▶ **The exercise**: Return every entry exactly as written.

▶ **Source material**:
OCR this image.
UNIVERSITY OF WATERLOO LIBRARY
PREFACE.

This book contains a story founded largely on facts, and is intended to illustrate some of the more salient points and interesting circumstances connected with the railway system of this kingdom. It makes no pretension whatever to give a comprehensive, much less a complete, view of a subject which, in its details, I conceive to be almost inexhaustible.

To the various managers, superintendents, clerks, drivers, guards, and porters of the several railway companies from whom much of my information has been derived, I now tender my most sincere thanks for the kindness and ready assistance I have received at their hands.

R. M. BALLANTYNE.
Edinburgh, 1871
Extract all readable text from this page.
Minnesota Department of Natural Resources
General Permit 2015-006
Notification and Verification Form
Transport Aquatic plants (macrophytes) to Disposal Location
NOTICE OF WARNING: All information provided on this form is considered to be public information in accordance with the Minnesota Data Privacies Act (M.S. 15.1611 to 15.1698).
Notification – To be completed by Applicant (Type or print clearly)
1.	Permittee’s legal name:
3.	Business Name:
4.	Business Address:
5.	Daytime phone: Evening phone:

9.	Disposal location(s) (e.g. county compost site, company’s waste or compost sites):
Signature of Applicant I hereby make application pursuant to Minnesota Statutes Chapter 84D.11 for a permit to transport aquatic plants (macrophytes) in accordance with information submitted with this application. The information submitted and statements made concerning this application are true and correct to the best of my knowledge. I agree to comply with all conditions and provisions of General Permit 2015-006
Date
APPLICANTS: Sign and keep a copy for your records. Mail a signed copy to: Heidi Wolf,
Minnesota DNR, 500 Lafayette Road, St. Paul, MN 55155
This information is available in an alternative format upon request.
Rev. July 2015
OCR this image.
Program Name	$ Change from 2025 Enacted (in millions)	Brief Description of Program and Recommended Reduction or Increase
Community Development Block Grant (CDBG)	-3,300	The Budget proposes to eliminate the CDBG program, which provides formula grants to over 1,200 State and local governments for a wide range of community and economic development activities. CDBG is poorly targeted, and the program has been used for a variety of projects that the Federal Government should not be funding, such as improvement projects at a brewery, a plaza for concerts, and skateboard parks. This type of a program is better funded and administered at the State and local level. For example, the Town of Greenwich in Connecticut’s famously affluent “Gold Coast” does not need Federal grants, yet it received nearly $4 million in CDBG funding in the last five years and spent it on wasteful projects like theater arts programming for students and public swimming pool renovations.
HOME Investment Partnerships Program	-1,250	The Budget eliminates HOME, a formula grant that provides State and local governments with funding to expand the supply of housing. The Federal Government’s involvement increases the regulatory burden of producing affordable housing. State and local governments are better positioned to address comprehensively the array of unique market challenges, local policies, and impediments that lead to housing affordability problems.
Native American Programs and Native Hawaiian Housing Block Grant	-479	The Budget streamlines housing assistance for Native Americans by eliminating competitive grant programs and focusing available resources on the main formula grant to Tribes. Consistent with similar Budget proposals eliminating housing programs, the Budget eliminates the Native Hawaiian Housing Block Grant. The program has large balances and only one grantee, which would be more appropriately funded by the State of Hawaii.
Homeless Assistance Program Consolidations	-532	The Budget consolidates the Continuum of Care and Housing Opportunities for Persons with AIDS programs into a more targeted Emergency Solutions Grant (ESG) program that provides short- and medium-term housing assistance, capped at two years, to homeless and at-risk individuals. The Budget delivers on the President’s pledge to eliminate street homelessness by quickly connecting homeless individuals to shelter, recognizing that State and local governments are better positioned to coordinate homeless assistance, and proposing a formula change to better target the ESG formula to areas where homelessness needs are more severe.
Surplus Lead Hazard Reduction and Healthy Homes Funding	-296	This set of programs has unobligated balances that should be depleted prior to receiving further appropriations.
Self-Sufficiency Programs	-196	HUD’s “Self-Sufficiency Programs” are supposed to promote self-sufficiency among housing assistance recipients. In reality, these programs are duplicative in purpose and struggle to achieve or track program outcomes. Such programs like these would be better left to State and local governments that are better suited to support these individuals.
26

▶ **Worked solution**:
OCR this image.
UNIVERSITY OF WATERLOO LIBRARY
PREFACE.

This book contains a story founded largely on facts, and is intended to illustrate some of the more salient points and interesting circumstances connected with the railway system of this kingdom. It makes no pretension whatever to give a comprehensive, much less a complete, view of a subject which, in its details, I conceive to be almost inexhaustible.

To the various managers, superintendents, clerks, drivers, guards, and porters of the several railway companies from whom much of my information has been derived, I now tender my most sincere thanks for the kindness and ready assistance I have received at their hands.

R. M. BALLANTYNE.
Edinburgh, 1871
Extract all readable text from this page.
Minnesota Department of Natural Resources
General Permit 2015-006
Notification and Verification Form
Transport Aquatic plants (macrophytes) to Disposal Location
NOTICE OF WARNING: All information provided on this form is considered to be public information in accordance with the Minnesota Data Privacies Act (M.S. 15.1611 to 15.1698).
Notification – To be completed by Applicant (Type or print clearly)
1.	Permittee’s legal name:
3.	Business Name:
4.	Business Address:
5.	Daytime phone: Evening phone:

9.	Disposal location(s) (e.g. county compost site, company’s waste or compost sites):
Signature of Applicant I hereby make application pursuant to Minnesota Statutes Chapter 84D.11 for a permit to transport aquatic plants (macrophytes) in accordance with information submitted with this application. The information submitted and statements made concerning this application are true and correct to the best of my knowledge. I agree to comply with all conditions and provisions of General Permit 2015-006
Date
APPLICANTS: Sign and keep a copy for your records. Mail a signed copy to: Heidi Wolf,
Minnesota DNR, 500 Lafayette Road, St. Paul, MN 55155
This information is available in an alternative format upon request.
Rev. July 2015
OCR this image.
Program Name	$ Change from 2025 Enacted (in millions)	Brief Description of Program and Recommended Reduction or Increase
Community Development Block Grant (CDBG)	-3,300	The Budget proposes to eliminate the CDBG program, which provides formula grants to over 1,200 State and local governments for a wide range of community and economic development activities. CDBG is poorly targeted, and the program has been used for a variety of projects that the Federal Government should not be funding, such as improvement projects at a brewery, a plaza for concerts, and skateboard parks. This type of a program is better funded and administered at the State and local level. For example, the Town of Greenwich in Connecticut’s famously affluent “Gold Coast” does not need Federal grants, yet it received nearly $4 million in CDBG funding in the last five years and spent it on wasteful projects like theater arts programming for students and public swimming pool renovations.
HOME Investment Partnerships Program	-1,250	The Budget eliminates HOME, a formula grant that provides State and local governments with funding to expand the supply of housing. The Federal Government’s involvement increases the regulatory burden of producing affordable housing. State and local governments are better positioned to address comprehensively the array of unique market challenges, local policies, and impediments that lead to housing affordability problems.
Native American Programs and Native Hawaiian Housing Block Grant	-479	The Budget streamlines housing assistance for Native Americans by eliminating competitive grant programs and focusing available resources on the main formula grant to Tribes. Consistent with similar Budget proposals eliminating housing programs, the Budget eliminates the Native Hawaiian Housing Block Grant. The program has large balances and only one grantee, which would be more appropriately funded by the State of Hawaii.
Homeless Assistance Program Consolidations	-532	The Budget consolidates the Continuum of Care and Housing Opportunities for Persons with AIDS programs into a more targeted Emergency Solutions Grant (ESG) program that provides short- and medium-term housing assistance, capped at two years, to homeless and at-risk individuals. The Budget delivers on the President’s pledge to eliminate street homelessness by quickly connecting homeless individuals to shelter, recognizing that State and local governments are better positioned to coordinate homeless assistance, and proposing a formula change to better target the ESG formula to areas where homelessness needs are more severe.
Surplus Lead Hazard Reduction and Healthy Homes Funding	-296	This set of programs has unobligated balances that should be depleted prior to receiving further appropriations.
Self-Sufficiency Programs	-196	HUD’s “Self-Sufficiency Programs” are supposed to promote self-sufficiency among housing assistance recipients. In reality, these programs are duplicative in purpose and struggle to achieve or track program outcomes. Such programs like these would be better left to State and local governments that are better suited to support these individuals.
26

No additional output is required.